[Extracted records]
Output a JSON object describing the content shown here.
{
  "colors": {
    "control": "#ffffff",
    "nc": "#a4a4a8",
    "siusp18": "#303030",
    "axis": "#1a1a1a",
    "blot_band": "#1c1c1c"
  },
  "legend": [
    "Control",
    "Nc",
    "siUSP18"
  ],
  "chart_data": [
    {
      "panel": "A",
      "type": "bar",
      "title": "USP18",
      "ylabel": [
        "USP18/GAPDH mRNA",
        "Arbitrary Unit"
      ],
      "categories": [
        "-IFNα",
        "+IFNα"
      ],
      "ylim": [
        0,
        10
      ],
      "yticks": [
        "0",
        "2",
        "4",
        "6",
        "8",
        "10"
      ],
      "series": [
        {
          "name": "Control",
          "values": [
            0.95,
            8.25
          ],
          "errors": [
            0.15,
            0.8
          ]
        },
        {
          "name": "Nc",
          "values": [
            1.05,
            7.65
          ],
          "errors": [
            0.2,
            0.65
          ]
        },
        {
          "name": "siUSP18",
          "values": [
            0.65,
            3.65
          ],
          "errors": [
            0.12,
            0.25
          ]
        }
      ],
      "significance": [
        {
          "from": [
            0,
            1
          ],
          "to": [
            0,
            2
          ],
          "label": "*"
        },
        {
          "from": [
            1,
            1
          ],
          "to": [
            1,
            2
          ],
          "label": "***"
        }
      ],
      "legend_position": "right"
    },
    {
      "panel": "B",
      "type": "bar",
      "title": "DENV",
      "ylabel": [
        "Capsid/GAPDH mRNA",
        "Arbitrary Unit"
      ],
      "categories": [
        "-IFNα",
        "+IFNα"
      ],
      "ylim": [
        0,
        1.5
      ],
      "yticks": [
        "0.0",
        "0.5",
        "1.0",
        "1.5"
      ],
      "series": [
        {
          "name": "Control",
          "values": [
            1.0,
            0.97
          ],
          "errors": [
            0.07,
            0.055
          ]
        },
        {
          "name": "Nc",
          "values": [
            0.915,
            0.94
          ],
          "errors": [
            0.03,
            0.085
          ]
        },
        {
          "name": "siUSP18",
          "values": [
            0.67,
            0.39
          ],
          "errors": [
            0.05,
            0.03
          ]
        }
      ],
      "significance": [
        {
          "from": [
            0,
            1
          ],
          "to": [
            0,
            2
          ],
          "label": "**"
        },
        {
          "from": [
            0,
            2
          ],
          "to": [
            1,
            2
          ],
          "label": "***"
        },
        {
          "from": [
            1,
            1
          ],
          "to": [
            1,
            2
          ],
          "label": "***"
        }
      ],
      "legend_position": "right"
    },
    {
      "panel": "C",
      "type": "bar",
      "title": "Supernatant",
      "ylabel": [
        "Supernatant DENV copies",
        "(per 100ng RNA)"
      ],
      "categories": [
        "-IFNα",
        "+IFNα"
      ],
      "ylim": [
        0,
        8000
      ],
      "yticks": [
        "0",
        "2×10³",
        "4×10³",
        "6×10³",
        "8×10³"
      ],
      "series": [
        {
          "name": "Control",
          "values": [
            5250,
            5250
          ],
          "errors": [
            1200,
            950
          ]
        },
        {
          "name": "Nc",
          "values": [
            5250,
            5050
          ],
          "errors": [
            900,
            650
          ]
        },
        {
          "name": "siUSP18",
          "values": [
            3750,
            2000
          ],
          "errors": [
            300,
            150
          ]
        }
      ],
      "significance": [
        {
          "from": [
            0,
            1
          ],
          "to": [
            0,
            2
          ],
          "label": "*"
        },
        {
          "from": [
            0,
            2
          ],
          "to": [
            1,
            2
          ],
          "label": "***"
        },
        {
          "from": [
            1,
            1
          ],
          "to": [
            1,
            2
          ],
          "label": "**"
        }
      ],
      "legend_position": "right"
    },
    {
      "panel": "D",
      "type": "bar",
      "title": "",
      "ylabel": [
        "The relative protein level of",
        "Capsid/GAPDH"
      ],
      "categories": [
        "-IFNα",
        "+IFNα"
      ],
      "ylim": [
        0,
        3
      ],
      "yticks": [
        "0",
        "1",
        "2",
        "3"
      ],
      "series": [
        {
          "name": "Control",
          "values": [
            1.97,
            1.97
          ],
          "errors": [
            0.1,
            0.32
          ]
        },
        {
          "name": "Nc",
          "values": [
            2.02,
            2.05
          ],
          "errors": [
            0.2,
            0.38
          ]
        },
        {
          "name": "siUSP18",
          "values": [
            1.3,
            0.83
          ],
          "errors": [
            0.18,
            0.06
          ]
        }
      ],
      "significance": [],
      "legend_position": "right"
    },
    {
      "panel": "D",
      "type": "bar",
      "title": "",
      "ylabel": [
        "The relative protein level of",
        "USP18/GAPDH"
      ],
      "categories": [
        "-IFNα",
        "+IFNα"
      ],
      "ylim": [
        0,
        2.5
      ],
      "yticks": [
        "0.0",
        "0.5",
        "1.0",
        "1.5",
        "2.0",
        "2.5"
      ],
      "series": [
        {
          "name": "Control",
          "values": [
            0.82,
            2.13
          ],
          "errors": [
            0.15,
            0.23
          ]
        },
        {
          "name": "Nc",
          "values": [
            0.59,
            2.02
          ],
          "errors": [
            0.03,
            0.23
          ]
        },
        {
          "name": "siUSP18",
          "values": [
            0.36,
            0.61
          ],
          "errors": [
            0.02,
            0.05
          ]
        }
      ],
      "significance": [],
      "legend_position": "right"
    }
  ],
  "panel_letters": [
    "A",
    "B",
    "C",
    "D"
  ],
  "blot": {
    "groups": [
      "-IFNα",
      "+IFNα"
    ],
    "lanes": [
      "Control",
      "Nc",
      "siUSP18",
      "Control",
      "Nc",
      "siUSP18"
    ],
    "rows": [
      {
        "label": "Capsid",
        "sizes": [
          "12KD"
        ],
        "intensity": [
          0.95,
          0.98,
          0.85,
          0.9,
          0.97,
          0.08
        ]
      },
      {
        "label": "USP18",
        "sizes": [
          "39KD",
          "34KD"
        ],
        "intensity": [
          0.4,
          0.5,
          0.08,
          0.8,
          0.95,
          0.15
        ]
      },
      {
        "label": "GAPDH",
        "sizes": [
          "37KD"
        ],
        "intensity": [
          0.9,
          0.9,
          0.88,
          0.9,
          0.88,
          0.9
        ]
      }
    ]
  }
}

**The task**
All the records above need to be output exactly, with none omitted.

**Solution for this problem**
Output a JSON object describing the content shown here.
{
  "colors": {
    "control": "#ffffff",
    "nc": "#a4a4a8",
    "siusp18": "#303030",
    "axis": "#1a1a1a",
    "blot_band": "#1c1c1c"
  },
  "legend": [
    "Control",
    "Nc",
    "siUSP18"
  ],
  "chart_data": [
    {
      "panel": "A",
      "type": "bar",
      "title": "USP18",
      "ylabel": [
        "USP18/GAPDH mRNA",
        "Arbitrary Unit"
      ],
      "categories": [
        "-IFNα",
        "+IFNα"
      ],
      "ylim": [
        0,
        10
      ],
      "yticks": [
        "0",
        "2",
        "4",
        "6",
        "8",
        "10"
      ],
      "series": [
        {
          "name": "Control",
          "values": [
            0.95,
            8.25
          ],
          "errors": [
            0.15,
            0.8
          ]
        },
        {
          "name": "Nc",
          "values": [
            1.05,
            7.65
          ],
          "errors": [
            0.2,
            0.65
          ]
        },
        {
          "name": "siUSP18",
          "values": [
            0.65,
            3.65
          ],
          "errors": [
            0.12,
            0.25
          ]
        }
      ],
      "significance": [
        {
          "from": [
            0,
            1
          ],
          "to": [
            0,
            2
          ],
          "label": "*"
        },
        {
          "from": [
            1,
            1
          ],
          "to": [
            1,
            2
          ],
          "label": "***"
        }
      ],
      "legend_position": "right"
    },
    {
      "panel": "B",
      "type": "bar",
      "title": "DENV",
      "ylabel": [
        "Capsid/GAPDH mRNA",
        "Arbitrary Unit"
      ],
      "categories": [
        "-IFNα",
        "+IFNα"
      ],
      "ylim": [
        0,
        1.5
      ],
      "yticks": [
        "0.0",
        "0.5",
        "1.0",
        "1.5"
      ],
      "series": [
        {
          "name": "Control",
          "values": [
            1.0,
            0.97
          ],
          "errors": [
            0.07,
            0.055
          ]
        },
        {
          "name": "Nc",
          "values": [
            0.915,
            0.94
          ],
          "errors": [
            0.03,
            0.085
          ]
        },
        {
          "name": "siUSP18",
          "values": [
            0.67,
            0.39
          ],
          "errors": [
            0.05,
            0.03
          ]
        }
      ],
      "significance": [
        {
          "from": [
            0,
            1
          ],
          "to": [
            0,
            2
          ],
          "label": "**"
        },
        {
          "from": [
            0,
            2
          ],
          "to": [
            1,
            2
          ],
          "label": "***"
        },
        {
          "from": [
            1,
            1
          ],
          "to": [
            1,
            2
          ],
          "label": "***"
        }
      ],
      "legend_position": "right"
    },
    {
      "panel": "C",
      "type": "bar",
      "title": "Supernatant",
      "ylabel": [
        "Supernatant DENV copies",
        "(per 100ng RNA)"
      ],
      "categories": [
        "-IFNα",
        "+IFNα"
      ],
      "ylim": [
        0,
        8000
      ],
      "yticks": [
        "0",
        "2×10³",
        "4×10³",
        "6×10³",
        "8×10³"
      ],
      "series": [
        {
          "name": "Control",
          "values": [
            5250,
            5250
          ],
          "errors": [
            1200,
            950
          ]
        },
        {
          "name": "Nc",
          "values": [
            5250,
            5050
          ],
          "errors": [
            900,
            650
          ]
        },
        {
          "name": "siUSP18",
          "values": [
            3750,
            2000
          ],
          "errors": [
            300,
            150
          ]
        }
      ],
      "significance": [
        {
          "from": [
            0,
            1
          ],
          "to": [
            0,
            2
          ],
          "label": "*"
        },
        {
          "from": [
            0,
            2
          ],
          "to": [
            1,
            2
          ],
          "label": "***"
        },
        {
          "from": [
            1,
            1
          ],
          "to": [
            1,
            2
          ],
          "label": "**"
        }
      ],
      "legend_position": "right"
    },
    {
      "panel": "D",
      "type": "bar",
      "title": "",
      "ylabel": [
        "The relative protein level of",
        "Capsid/GAPDH"
      ],
      "categories": [
        "-IFNα",
        "+IFNα"
      ],
      "ylim": [
        0,
        3
      ],
      "yticks": [
        "0",
        "1",
        "2",
        "3"
      ],
      "series": [
        {
          "name": "Control",
          "values": [
            1.97,
            1.97
          ],
          "errors": [
            0.1,
            0.32
          ]
        },
        {
          "name": "Nc",
          "values": [
            2.02,
            2.05
          ],
          "errors": [
            0.2,
            0.38
          ]
        },
        {
          "name": "siUSP18",
          "values": [
            1.3,
            0.83
          ],
          "errors": [
            0.18,
            0.06
          ]
        }
      ],
      "significance": [],
      "legend_position": "right"
    },
    {
      "panel": "D",
      "type": "bar",
      "title": "",
      "ylabel": [
        "The relative protein level of",
        "USP18/GAPDH"
      ],
      "categories": [
        "-IFNα",
        "+IFNα"
      ],
      "ylim": [
        0,
        2.5
      ],
      "yticks": [
        "0.0",
        "0.5",
        "1.0",
        "1.5",
        "2.0",
        "2.5"
      ],
      "series": [
        {
          "name": "Control",
          "values": [
            0.82,
            2.13
          ],
          "errors": [
            0.15,
            0.23
          ]
        },
        {
          "name": "Nc",
          "values": [
            0.59,
            2.02
          ],
          "errors": [
            0.03,
            0.23
          ]
        },
        {
          "name": "siUSP18",
          "values": [
            0.36,
            0.61
          ],
          "errors": [
            0.02,
            0.05
          ]
        }
      ],
      "significance": [],
      "legend_position": "right"
    }
  ],
  "panel_letters": [
    "A",
    "B",
    "C",
    "D"
  ],
  "blot": {
    "groups": [
      "-IFNα",
      "+IFNα"
    ],
    "lanes": [
      "Control",
      "Nc",
      "siUSP18",
      "Control",
      "Nc",
      "siUSP18"
    ],
    "rows": [
      {
        "label": "Capsid",
        "sizes": [
          "12KD"
        ],
        "intensity": [
          0.95,
          0.98,
          0.85,
          0.9,
          0.97,
          0.08
        ]
      },
      {
        "label": "USP18",
        "sizes": [
          "39KD",
          "34KD"
        ],
        "intensity": [
          0.4,
          0.5,
          0.08,
          0.8,
          0.95,
          0.15
        ]
      },
      {
        "label": "GAPDH",
        "sizes": [
          "37KD"
        ],
        "intensity": [
          0.9,
          0.9,
          0.88,
          0.9,
          0.88,
          0.9
        ]
      }
    ]
  }
}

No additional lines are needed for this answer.